#### Input for this task
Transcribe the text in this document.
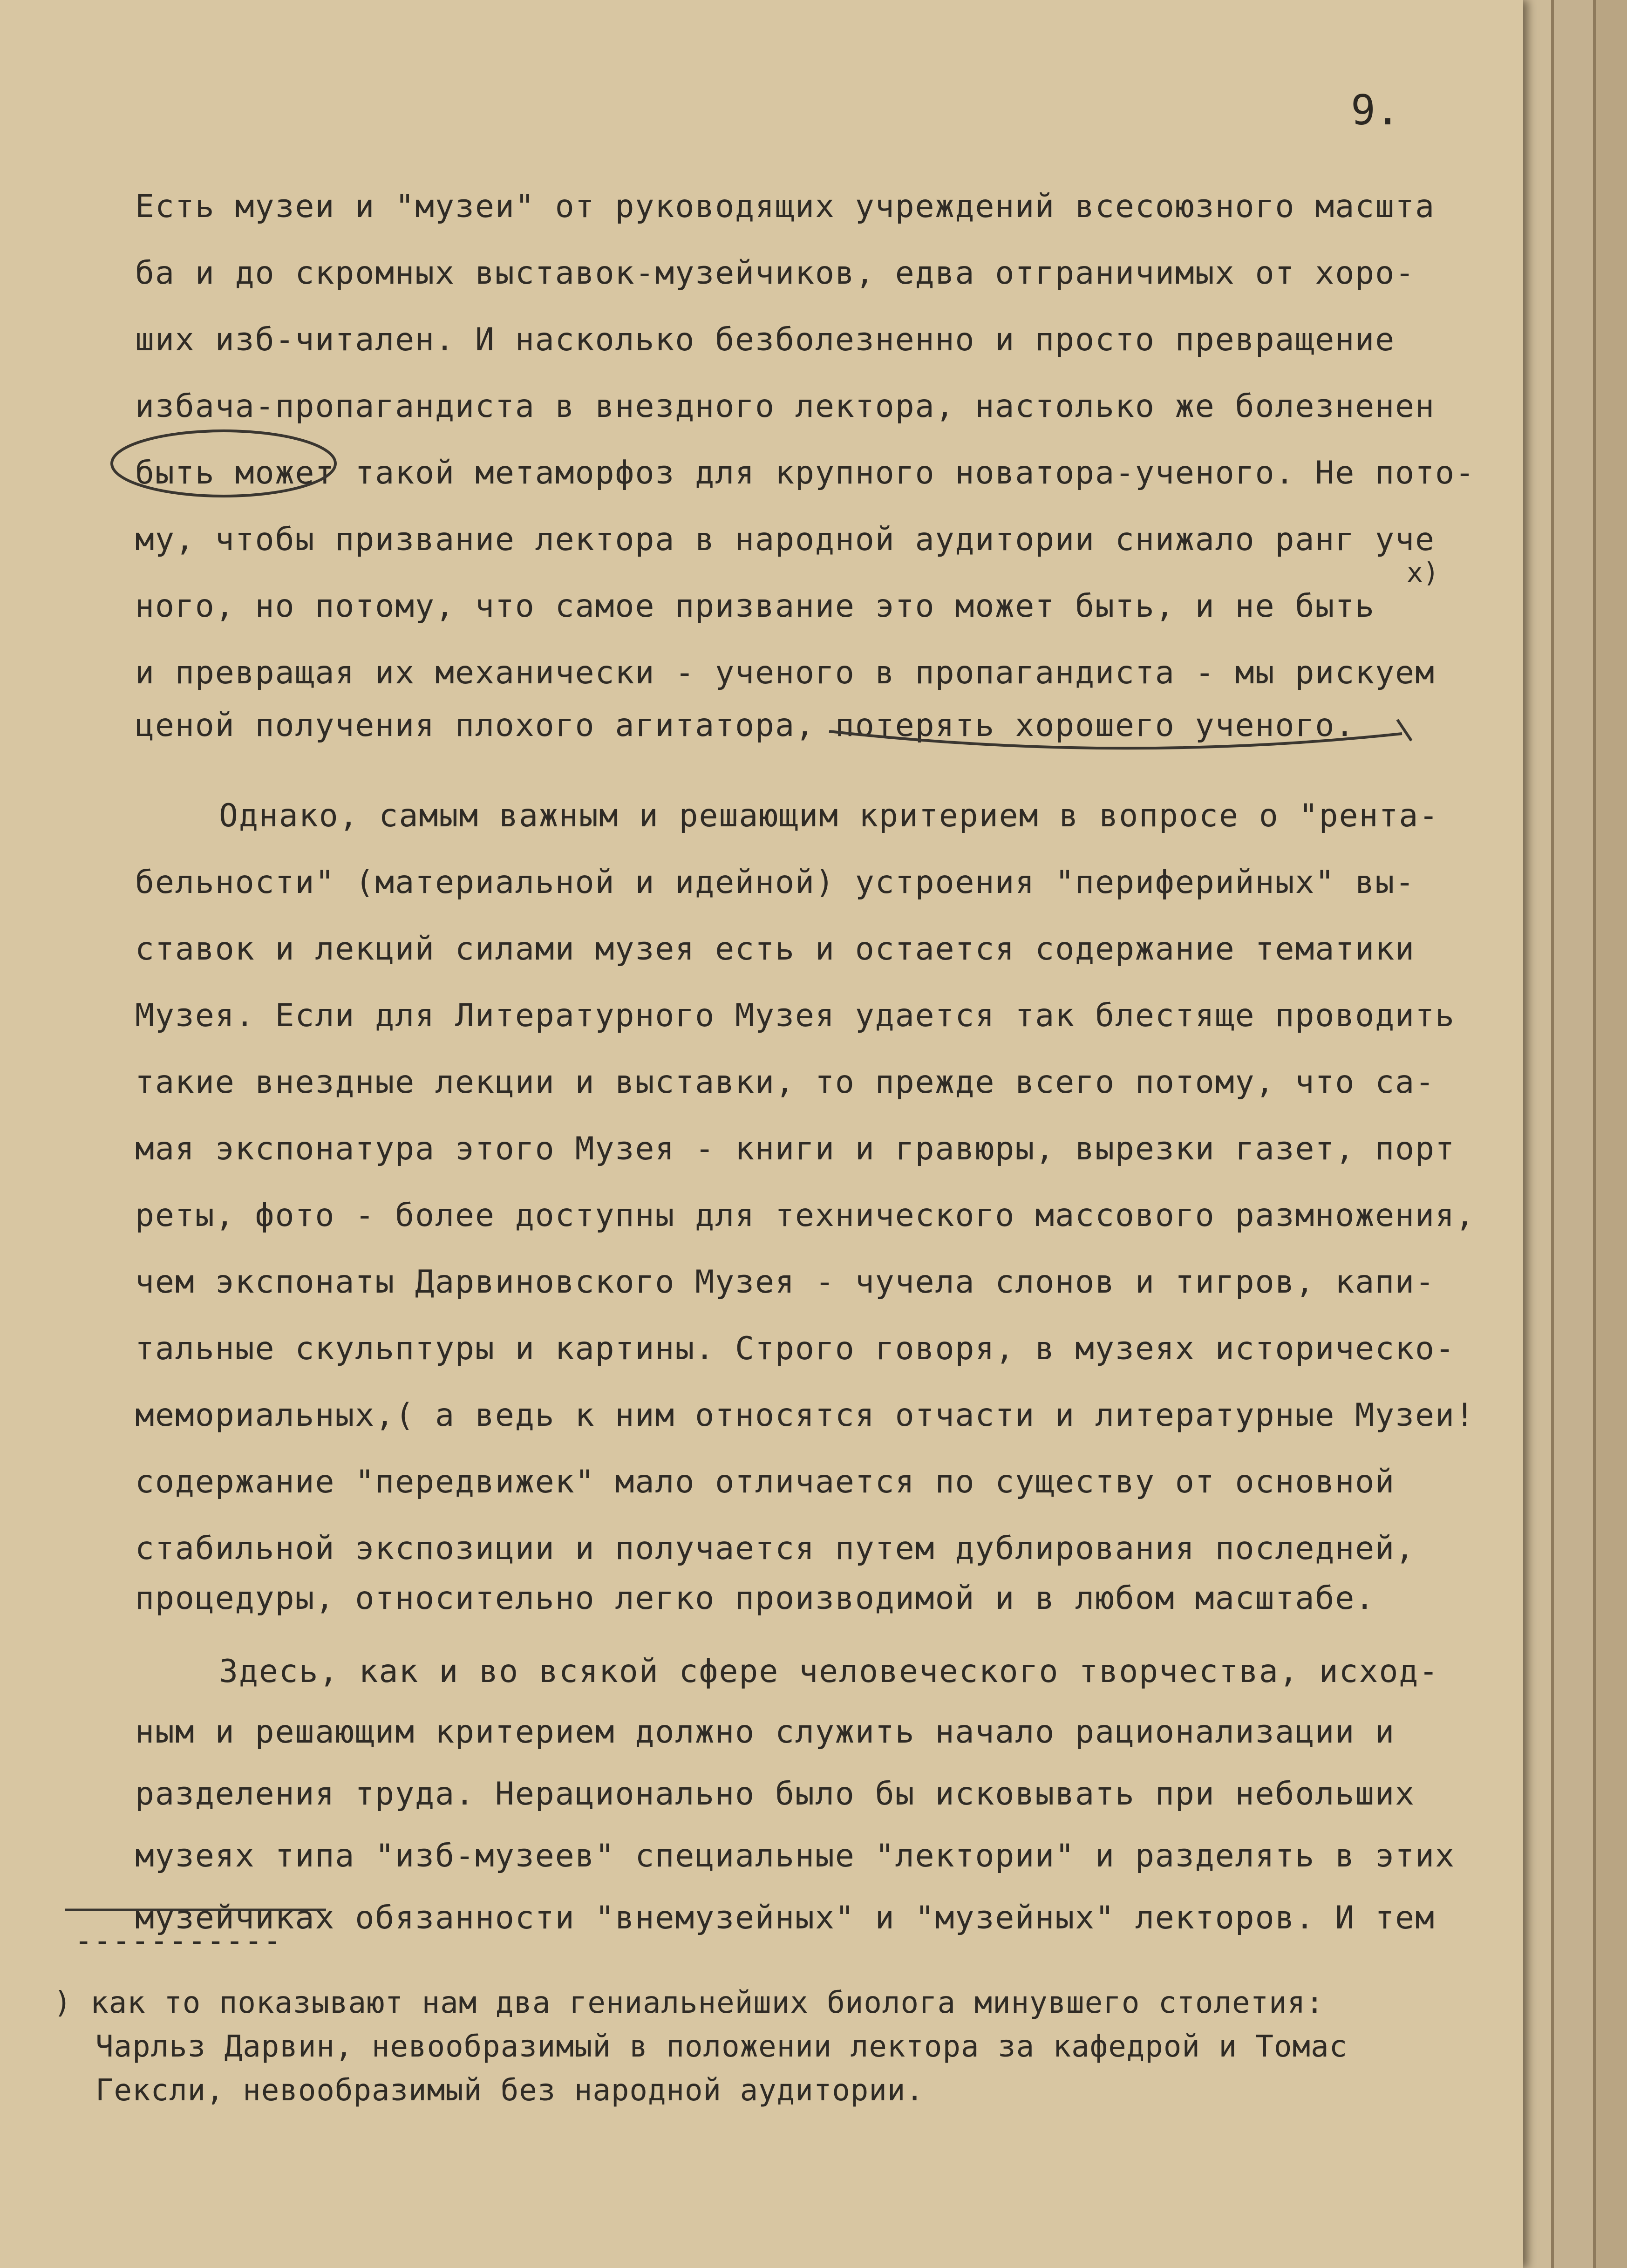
9.
Есть музеи и "музеи" от руководящих учреждений всесоюзного масшта
ба и до скромных выставок-музейчиков, едва отграничимых от хоро-
ших изб-читален. И насколько безболезненно и просто превращение
избача-пропагандиста в внездного лектора, настолько же болезненен
быть может такой метаморфоз для крупного новатора-ученого. Не пото-
му, чтобы призвание лектора в народной аудитории снижало ранг уче
ного, но потому, что самое призвание это может быть, и не быть
и превращая их механически - ученого в пропагандиста - мы рискуем
ценой получения плохого агитатора, потерять хорошего ученого.
Однако, самым важным и решающим критерием в вопросе о "рента-
бельности" (материальной и идейной) устроения "периферийных" вы-
ставок и лекций силами музея есть и остается содержание тематики
Музея. Если для Литературного Музея удается так блестяще проводить
такие внездные лекции и выставки, то прежде всего потому, что са-
мая экспонатура этого Музея - книги и гравюры, вырезки газет, порт
реты, фото - более доступны для технического массового размножения,
чем экспонаты Дарвиновского Музея - чучела слонов и тигров, капи-
тальные скульптуры и картины. Строго говоря, в музеях историческо-
мемориальных,( а ведь к ним относятся отчасти и литературные Музеи!
содержание "передвижек" мало отличается по существу от основной
стабильной экспозиции и получается путем дублирования последней,
процедуры, относительно легко производимой и в любом масштабе.
Здесь, как и во всякой сфере человеческого творчества, исход-
ным и решающим критерием должно служить начало рационализации и
разделения труда. Нерационально было бы исковывать при небольших
музеях типа "изб-музеев" специальные "лектории" и разделять в этих
музейчиках обязанности "внемузейных" и "музейных" лекторов. И тем
x)
-----------
) как то показывают нам два гениальнейших биолога минувшего столетия:
Чарльз Дарвин, невообразимый в положении лектора за кафедрой и Томас
Гексли, невообразимый без народной аудитории.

#### Task details
Transcribe every entry word for word, but omit the pictures.

#### Solution to this problem
Transcribe the text in this document.
9.
Есть музеи и "музеи" от руководящих учреждений всесоюзного масшта
ба и до скромных выставок-музейчиков, едва отграничимых от хоро-
ших изб-читален. И насколько безболезненно и просто превращение
избача-пропагандиста в внездного лектора, настолько же болезненен
быть может такой метаморфоз для крупного новатора-ученого. Не пото-
му, чтобы призвание лектора в народной аудитории снижало ранг уче
ного, но потому, что самое призвание это может быть, и не быть
и превращая их механически - ученого в пропагандиста - мы рискуем
ценой получения плохого агитатора, потерять хорошего ученого.
Однако, самым важным и решающим критерием в вопросе о "рента-
бельности" (материальной и идейной) устроения "периферийных" вы-
ставок и лекций силами музея есть и остается содержание тематики
Музея. Если для Литературного Музея удается так блестяще проводить
такие внездные лекции и выставки, то прежде всего потому, что са-
мая экспонатура этого Музея - книги и гравюры, вырезки газет, порт
реты, фото - более доступны для технического массового размножения,
чем экспонаты Дарвиновского Музея - чучела слонов и тигров, капи-
тальные скульптуры и картины. Строго говоря, в музеях историческо-
мемориальных,( а ведь к ним относятся отчасти и литературные Музеи!
содержание "передвижек" мало отличается по существу от основной
стабильной экспозиции и получается путем дублирования последней,
процедуры, относительно легко производимой и в любом масштабе.
Здесь, как и во всякой сфере человеческого творчества, исход-
ным и решающим критерием должно служить начало рационализации и
разделения труда. Нерационально было бы исковывать при небольших
музеях типа "изб-музеев" специальные "лектории" и разделять в этих
музейчиках обязанности "внемузейных" и "музейных" лекторов. И тем
x)
-----------
) как то показывают нам два гениальнейших биолога минувшего столетия:
Чарльз Дарвин, невообразимый в положении лектора за кафедрой и Томас
Гексли, невообразимый без народной аудитории.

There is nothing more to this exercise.